▶ _TASK BRIEF_
Omit the images, then output each of the records below exactly.

▶ _DATA SECTION_
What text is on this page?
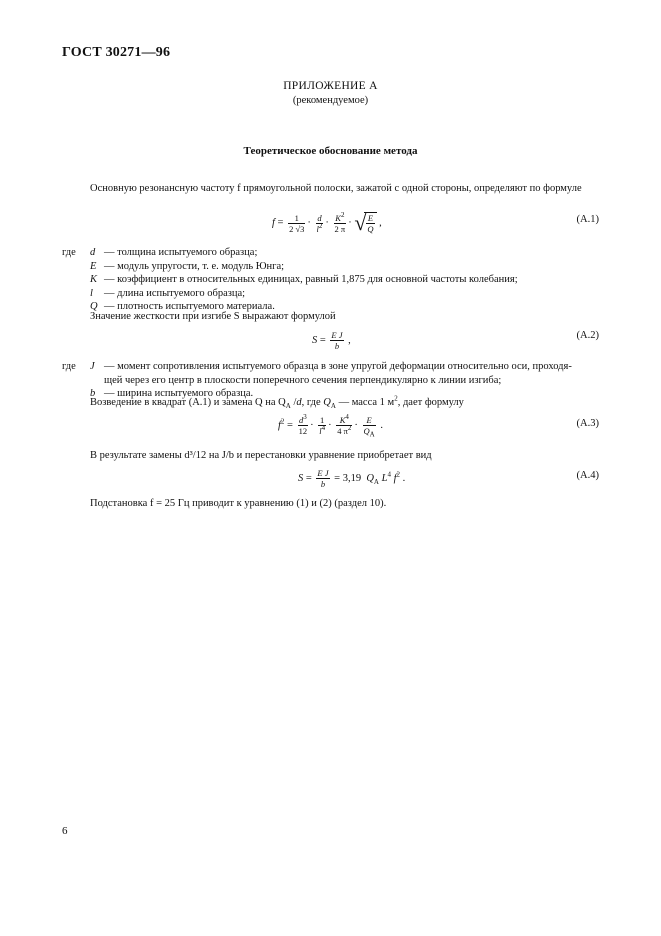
ГОСТ 30271—96
ПРИЛОЖЕНИЕ А
(рекомендуемое)
Теоретическое обоснование метода
Основную резонансную частоту f прямоугольной полоски, зажатой с одной стороны, определяют по формуле
$f = \frac{1}{2 √3} \cdot \frac{d}{l^2} \cdot \frac{K^2}{2 \pi}$ · √ $\frac{E}{Q}$ ,	(А.1)
где	d — толщина испытуемого образца;
E — модуль упругости, т. е. модуль Юнга;
K — коэффициент в относительных единицах, равный 1,875 для основной частоты колебания;
l	— длина испытуемого образца;
Q — плотность испытуемого материала.
Значение жесткости при изгибе S выражают формулой
$S = \frac{\text{E J}}{b}$ ,	(А.2)
где	J — момент сопротивления испытуемого образца в зоне упругой деформации относительно оси, проходя-
щей через его центр в плоскости поперечного сечения перпендикулярно к линии изгиба;
b — ширина испытуемого образца.
Возведение в квадрат (А.1) и замена Q на $Q_A$ /d, где $Q_A$ — масса 1 $м^2$, дает формулу
$f^2 = \frac{d^3}{12} \cdot \frac{1}{l^4} \cdot \frac{K^4}{4 \pi^2} \cdot \frac{E}{Q_A}$ .	(А.3)
В результате замены d³/12 на J/b и перестановки уравнение приобретает вид
$S = \frac{\text{E J}}{b} = 3,19$ $Q_A$ $L^4$ $f^2$ .	(А.4)
Подстановка f = 25 Гц приводит к уравнению (1) и (2) (раздел 10).
6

▶ _RESULT FOR THIS EXERCISE_
What text is on this page?
ГОСТ 30271—96
ПРИЛОЖЕНИЕ А
(рекомендуемое)
Теоретическое обоснование метода
Основную резонансную частоту f прямоугольной полоски, зажатой с одной стороны, определяют по формуле
$f = \frac{1}{2 √3} \cdot \frac{d}{l^2} \cdot \frac{K^2}{2 \pi}$ · √ $\frac{E}{Q}$ ,	(А.1)
где	d — толщина испытуемого образца;
E — модуль упругости, т. е. модуль Юнга;
K — коэффициент в относительных единицах, равный 1,875 для основной частоты колебания;
l	— длина испытуемого образца;
Q — плотность испытуемого материала.
Значение жесткости при изгибе S выражают формулой
$S = \frac{\text{E J}}{b}$ ,	(А.2)
где	J — момент сопротивления испытуемого образца в зоне упругой деформации относительно оси, проходя-
щей через его центр в плоскости поперечного сечения перпендикулярно к линии изгиба;
b — ширина испытуемого образца.
Возведение в квадрат (А.1) и замена Q на $Q_A$ /d, где $Q_A$ — масса 1 $м^2$, дает формулу
$f^2 = \frac{d^3}{12} \cdot \frac{1}{l^4} \cdot \frac{K^4}{4 \pi^2} \cdot \frac{E}{Q_A}$ .	(А.3)
В результате замены d³/12 на J/b и перестановки уравнение приобретает вид
$S = \frac{\text{E J}}{b} = 3,19$ $Q_A$ $L^4$ $f^2$ .	(А.4)
Подстановка f = 25 Гц приводит к уравнению (1) и (2) (раздел 10).
6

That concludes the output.